Prompt
Write every record out again exactly as given.

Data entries
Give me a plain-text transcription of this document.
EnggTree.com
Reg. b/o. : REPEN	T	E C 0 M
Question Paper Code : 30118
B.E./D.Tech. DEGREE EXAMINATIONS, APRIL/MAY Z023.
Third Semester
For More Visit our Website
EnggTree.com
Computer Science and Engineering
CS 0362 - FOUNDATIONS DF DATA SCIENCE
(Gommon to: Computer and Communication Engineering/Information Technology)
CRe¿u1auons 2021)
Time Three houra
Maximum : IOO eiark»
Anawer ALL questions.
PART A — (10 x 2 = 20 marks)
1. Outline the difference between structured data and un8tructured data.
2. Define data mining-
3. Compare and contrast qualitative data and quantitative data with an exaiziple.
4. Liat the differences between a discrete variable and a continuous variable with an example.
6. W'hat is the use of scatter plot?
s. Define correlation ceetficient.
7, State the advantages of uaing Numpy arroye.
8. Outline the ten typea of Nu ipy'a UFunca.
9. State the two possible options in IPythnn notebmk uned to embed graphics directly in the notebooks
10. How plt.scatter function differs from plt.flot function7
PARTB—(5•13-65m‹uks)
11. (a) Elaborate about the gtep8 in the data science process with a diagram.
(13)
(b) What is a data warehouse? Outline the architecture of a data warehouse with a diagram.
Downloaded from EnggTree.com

Task solution
Give me a plain-text transcription of this document.
EnggTree.com
Reg. b/o. : REPEN	T	E C 0 M
Question Paper Code : 30118
B.E./D.Tech. DEGREE EXAMINATIONS, APRIL/MAY Z023.
Third Semester
For More Visit our Website
EnggTree.com
Computer Science and Engineering
CS 0362 - FOUNDATIONS DF DATA SCIENCE
(Gommon to: Computer and Communication Engineering/Information Technology)
CRe¿u1auons 2021)
Time Three houra
Maximum : IOO eiark»
Anawer ALL questions.
PART A — (10 x 2 = 20 marks)
1. Outline the difference between structured data and un8tructured data.
2. Define data mining-
3. Compare and contrast qualitative data and quantitative data with an exaiziple.
4. Liat the differences between a discrete variable and a continuous variable with an example.
6. W'hat is the use of scatter plot?
s. Define correlation ceetficient.
7, State the advantages of uaing Numpy arroye.
8. Outline the ten typea of Nu ipy'a UFunca.
9. State the two possible options in IPythnn notebmk uned to embed graphics directly in the notebooks
10. How plt.scatter function differs from plt.flot function7
PARTB—(5•13-65m‹uks)
11. (a) Elaborate about the gtep8 in the data science process with a diagram.
(13)
(b) What is a data warehouse? Outline the architecture of a data warehouse with a diagram.
Downloaded from EnggTree.com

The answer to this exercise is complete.